• REQUIRED WORK:
Your response should consist of the full data, set down exactly.

• RECORDS FOR THE TASK:
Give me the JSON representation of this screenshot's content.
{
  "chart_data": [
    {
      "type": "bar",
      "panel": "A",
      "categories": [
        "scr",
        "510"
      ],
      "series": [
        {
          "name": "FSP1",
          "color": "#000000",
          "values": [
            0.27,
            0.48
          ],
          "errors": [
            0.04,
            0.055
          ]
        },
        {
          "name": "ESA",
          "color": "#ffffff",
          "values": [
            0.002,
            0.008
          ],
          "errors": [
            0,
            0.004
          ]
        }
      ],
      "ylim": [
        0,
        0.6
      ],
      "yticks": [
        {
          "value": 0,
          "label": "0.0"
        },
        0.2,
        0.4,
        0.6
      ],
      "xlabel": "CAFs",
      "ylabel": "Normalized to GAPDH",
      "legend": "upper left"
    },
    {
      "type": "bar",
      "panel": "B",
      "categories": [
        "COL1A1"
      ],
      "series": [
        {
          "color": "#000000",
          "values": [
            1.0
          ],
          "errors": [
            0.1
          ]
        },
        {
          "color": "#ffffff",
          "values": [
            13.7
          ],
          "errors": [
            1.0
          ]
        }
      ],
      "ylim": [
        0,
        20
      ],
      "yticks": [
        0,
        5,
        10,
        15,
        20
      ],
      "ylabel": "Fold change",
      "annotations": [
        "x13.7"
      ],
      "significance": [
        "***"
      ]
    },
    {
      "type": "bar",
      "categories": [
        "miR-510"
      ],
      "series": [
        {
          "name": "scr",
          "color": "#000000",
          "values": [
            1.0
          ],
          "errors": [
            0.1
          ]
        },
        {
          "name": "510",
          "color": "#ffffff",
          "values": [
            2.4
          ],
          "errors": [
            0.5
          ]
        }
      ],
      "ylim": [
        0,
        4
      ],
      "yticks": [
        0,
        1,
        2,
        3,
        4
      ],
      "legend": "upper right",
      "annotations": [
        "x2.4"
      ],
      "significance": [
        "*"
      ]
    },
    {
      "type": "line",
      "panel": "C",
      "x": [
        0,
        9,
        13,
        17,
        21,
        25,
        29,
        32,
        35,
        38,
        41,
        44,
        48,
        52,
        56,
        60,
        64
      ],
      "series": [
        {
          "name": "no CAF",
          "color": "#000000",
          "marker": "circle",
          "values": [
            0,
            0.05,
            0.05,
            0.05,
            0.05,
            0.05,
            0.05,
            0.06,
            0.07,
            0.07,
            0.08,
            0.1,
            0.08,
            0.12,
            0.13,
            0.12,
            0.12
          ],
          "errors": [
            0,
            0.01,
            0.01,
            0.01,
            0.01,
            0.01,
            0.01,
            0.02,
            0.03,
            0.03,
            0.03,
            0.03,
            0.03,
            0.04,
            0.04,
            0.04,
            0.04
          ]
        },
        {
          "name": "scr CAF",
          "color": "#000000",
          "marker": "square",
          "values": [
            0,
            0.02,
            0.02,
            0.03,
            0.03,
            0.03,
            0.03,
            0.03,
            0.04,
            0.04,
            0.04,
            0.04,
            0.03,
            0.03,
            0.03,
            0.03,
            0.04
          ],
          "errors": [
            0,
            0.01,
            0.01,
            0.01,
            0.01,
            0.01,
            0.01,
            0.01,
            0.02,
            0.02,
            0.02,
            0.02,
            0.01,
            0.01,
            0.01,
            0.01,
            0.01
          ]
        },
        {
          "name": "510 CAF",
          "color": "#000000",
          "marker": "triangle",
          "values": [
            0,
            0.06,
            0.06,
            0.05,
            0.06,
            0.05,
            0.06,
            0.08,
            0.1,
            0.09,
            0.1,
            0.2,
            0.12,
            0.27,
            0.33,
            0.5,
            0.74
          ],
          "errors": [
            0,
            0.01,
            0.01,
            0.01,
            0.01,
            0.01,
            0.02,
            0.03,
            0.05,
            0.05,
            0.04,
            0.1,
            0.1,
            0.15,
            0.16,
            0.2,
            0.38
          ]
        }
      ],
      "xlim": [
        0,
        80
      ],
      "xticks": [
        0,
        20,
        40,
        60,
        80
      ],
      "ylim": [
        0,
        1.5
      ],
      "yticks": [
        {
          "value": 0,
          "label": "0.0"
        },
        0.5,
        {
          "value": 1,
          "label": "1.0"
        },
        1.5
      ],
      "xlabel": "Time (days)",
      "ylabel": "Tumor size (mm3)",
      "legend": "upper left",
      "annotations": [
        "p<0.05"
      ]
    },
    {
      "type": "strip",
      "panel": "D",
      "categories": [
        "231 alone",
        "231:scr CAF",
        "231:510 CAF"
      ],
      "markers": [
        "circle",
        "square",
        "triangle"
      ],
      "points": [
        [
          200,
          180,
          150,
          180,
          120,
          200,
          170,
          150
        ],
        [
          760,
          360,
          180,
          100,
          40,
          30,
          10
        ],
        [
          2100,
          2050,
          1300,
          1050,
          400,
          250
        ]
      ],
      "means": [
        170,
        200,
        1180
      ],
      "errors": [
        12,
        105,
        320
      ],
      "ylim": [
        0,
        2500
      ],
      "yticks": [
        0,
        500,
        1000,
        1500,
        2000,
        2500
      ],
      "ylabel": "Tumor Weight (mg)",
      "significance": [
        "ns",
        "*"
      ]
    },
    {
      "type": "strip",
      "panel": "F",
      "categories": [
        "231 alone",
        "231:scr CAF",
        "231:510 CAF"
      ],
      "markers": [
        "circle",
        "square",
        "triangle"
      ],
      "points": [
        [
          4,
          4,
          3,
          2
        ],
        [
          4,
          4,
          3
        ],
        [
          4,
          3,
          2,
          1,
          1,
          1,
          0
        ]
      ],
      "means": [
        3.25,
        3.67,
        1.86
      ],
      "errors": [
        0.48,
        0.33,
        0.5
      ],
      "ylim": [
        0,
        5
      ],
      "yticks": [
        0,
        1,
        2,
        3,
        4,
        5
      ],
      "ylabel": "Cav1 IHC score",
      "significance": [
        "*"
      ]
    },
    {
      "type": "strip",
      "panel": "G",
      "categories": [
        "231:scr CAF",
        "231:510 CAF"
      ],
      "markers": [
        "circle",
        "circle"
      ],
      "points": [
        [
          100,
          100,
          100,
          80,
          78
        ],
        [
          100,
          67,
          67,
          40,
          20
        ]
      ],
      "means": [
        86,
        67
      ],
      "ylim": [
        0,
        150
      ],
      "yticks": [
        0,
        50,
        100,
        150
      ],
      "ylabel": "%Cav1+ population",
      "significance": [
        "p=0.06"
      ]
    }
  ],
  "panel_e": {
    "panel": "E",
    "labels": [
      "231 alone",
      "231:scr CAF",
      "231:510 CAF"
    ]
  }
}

• SOLUTION TO THE PROBLEM:
Give me the JSON representation of this screenshot's content.
{
  "chart_data": [
    {
      "type": "bar",
      "panel": "A",
      "categories": [
        "scr",
        "510"
      ],
      "series": [
        {
          "name": "FSP1",
          "color": "#000000",
          "values": [
            0.27,
            0.48
          ],
          "errors": [
            0.04,
            0.055
          ]
        },
        {
          "name": "ESA",
          "color": "#ffffff",
          "values": [
            0.002,
            0.008
          ],
          "errors": [
            0,
            0.004
          ]
        }
      ],
      "ylim": [
        0,
        0.6
      ],
      "yticks": [
        {
          "value": 0,
          "label": "0.0"
        },
        0.2,
        0.4,
        0.6
      ],
      "xlabel": "CAFs",
      "ylabel": "Normalized to GAPDH",
      "legend": "upper left"
    },
    {
      "type": "bar",
      "panel": "B",
      "categories": [
        "COL1A1"
      ],
      "series": [
        {
          "color": "#000000",
          "values": [
            1.0
          ],
          "errors": [
            0.1
          ]
        },
        {
          "color": "#ffffff",
          "values": [
            13.7
          ],
          "errors": [
            1.0
          ]
        }
      ],
      "ylim": [
        0,
        20
      ],
      "yticks": [
        0,
        5,
        10,
        15,
        20
      ],
      "ylabel": "Fold change",
      "annotations": [
        "x13.7"
      ],
      "significance": [
        "***"
      ]
    },
    {
      "type": "bar",
      "categories": [
        "miR-510"
      ],
      "series": [
        {
          "name": "scr",
          "color": "#000000",
          "values": [
            1.0
          ],
          "errors": [
            0.1
          ]
        },
        {
          "name": "510",
          "color": "#ffffff",
          "values": [
            2.4
          ],
          "errors": [
            0.5
          ]
        }
      ],
      "ylim": [
        0,
        4
      ],
      "yticks": [
        0,
        1,
        2,
        3,
        4
      ],
      "legend": "upper right",
      "annotations": [
        "x2.4"
      ],
      "significance": [
        "*"
      ]
    },
    {
      "type": "line",
      "panel": "C",
      "x": [
        0,
        9,
        13,
        17,
        21,
        25,
        29,
        32,
        35,
        38,
        41,
        44,
        48,
        52,
        56,
        60,
        64
      ],
      "series": [
        {
          "name": "no CAF",
          "color": "#000000",
          "marker": "circle",
          "values": [
            0,
            0.05,
            0.05,
            0.05,
            0.05,
            0.05,
            0.05,
            0.06,
            0.07,
            0.07,
            0.08,
            0.1,
            0.08,
            0.12,
            0.13,
            0.12,
            0.12
          ],
          "errors": [
            0,
            0.01,
            0.01,
            0.01,
            0.01,
            0.01,
            0.01,
            0.02,
            0.03,
            0.03,
            0.03,
            0.03,
            0.03,
            0.04,
            0.04,
            0.04,
            0.04
          ]
        },
        {
          "name": "scr CAF",
          "color": "#000000",
          "marker": "square",
          "values": [
            0,
            0.02,
            0.02,
            0.03,
            0.03,
            0.03,
            0.03,
            0.03,
            0.04,
            0.04,
            0.04,
            0.04,
            0.03,
            0.03,
            0.03,
            0.03,
            0.04
          ],
          "errors": [
            0,
            0.01,
            0.01,
            0.01,
            0.01,
            0.01,
            0.01,
            0.01,
            0.02,
            0.02,
            0.02,
            0.02,
            0.01,
            0.01,
            0.01,
            0.01,
            0.01
          ]
        },
        {
          "name": "510 CAF",
          "color": "#000000",
          "marker": "triangle",
          "values": [
            0,
            0.06,
            0.06,
            0.05,
            0.06,
            0.05,
            0.06,
            0.08,
            0.1,
            0.09,
            0.1,
            0.2,
            0.12,
            0.27,
            0.33,
            0.5,
            0.74
          ],
          "errors": [
            0,
            0.01,
            0.01,
            0.01,
            0.01,
            0.01,
            0.02,
            0.03,
            0.05,
            0.05,
            0.04,
            0.1,
            0.1,
            0.15,
            0.16,
            0.2,
            0.38
          ]
        }
      ],
      "xlim": [
        0,
        80
      ],
      "xticks": [
        0,
        20,
        40,
        60,
        80
      ],
      "ylim": [
        0,
        1.5
      ],
      "yticks": [
        {
          "value": 0,
          "label": "0.0"
        },
        0.5,
        {
          "value": 1,
          "label": "1.0"
        },
        1.5
      ],
      "xlabel": "Time (days)",
      "ylabel": "Tumor size (mm3)",
      "legend": "upper left",
      "annotations": [
        "p<0.05"
      ]
    },
    {
      "type": "strip",
      "panel": "D",
      "categories": [
        "231 alone",
        "231:scr CAF",
        "231:510 CAF"
      ],
      "markers": [
        "circle",
        "square",
        "triangle"
      ],
      "points": [
        [
          200,
          180,
          150,
          180,
          120,
          200,
          170,
          150
        ],
        [
          760,
          360,
          180,
          100,
          40,
          30,
          10
        ],
        [
          2100,
          2050,
          1300,
          1050,
          400,
          250
        ]
      ],
      "means": [
        170,
        200,
        1180
      ],
      "errors": [
        12,
        105,
        320
      ],
      "ylim": [
        0,
        2500
      ],
      "yticks": [
        0,
        500,
        1000,
        1500,
        2000,
        2500
      ],
      "ylabel": "Tumor Weight (mg)",
      "significance": [
        "ns",
        "*"
      ]
    },
    {
      "type": "strip",
      "panel": "F",
      "categories": [
        "231 alone",
        "231:scr CAF",
        "231:510 CAF"
      ],
      "markers": [
        "circle",
        "square",
        "triangle"
      ],
      "points": [
        [
          4,
          4,
          3,
          2
        ],
        [
          4,
          4,
          3
        ],
        [
          4,
          3,
          2,
          1,
          1,
          1,
          0
        ]
      ],
      "means": [
        3.25,
        3.67,
        1.86
      ],
      "errors": [
        0.48,
        0.33,
        0.5
      ],
      "ylim": [
        0,
        5
      ],
      "yticks": [
        0,
        1,
        2,
        3,
        4,
        5
      ],
      "ylabel": "Cav1 IHC score",
      "significance": [
        "*"
      ]
    },
    {
      "type": "strip",
      "panel": "G",
      "categories": [
        "231:scr CAF",
        "231:510 CAF"
      ],
      "markers": [
        "circle",
        "circle"
      ],
      "points": [
        [
          100,
          100,
          100,
          80,
          78
        ],
        [
          100,
          67,
          67,
          40,
          20
        ]
      ],
      "means": [
        86,
        67
      ],
      "ylim": [
        0,
        150
      ],
      "yticks": [
        0,
        50,
        100,
        150
      ],
      "ylabel": "%Cav1+ population",
      "significance": [
        "p=0.06"
      ]
    }
  ],
  "panel_e": {
    "panel": "E",
    "labels": [
      "231 alone",
      "231:scr CAF",
      "231:510 CAF"
    ]
  }
}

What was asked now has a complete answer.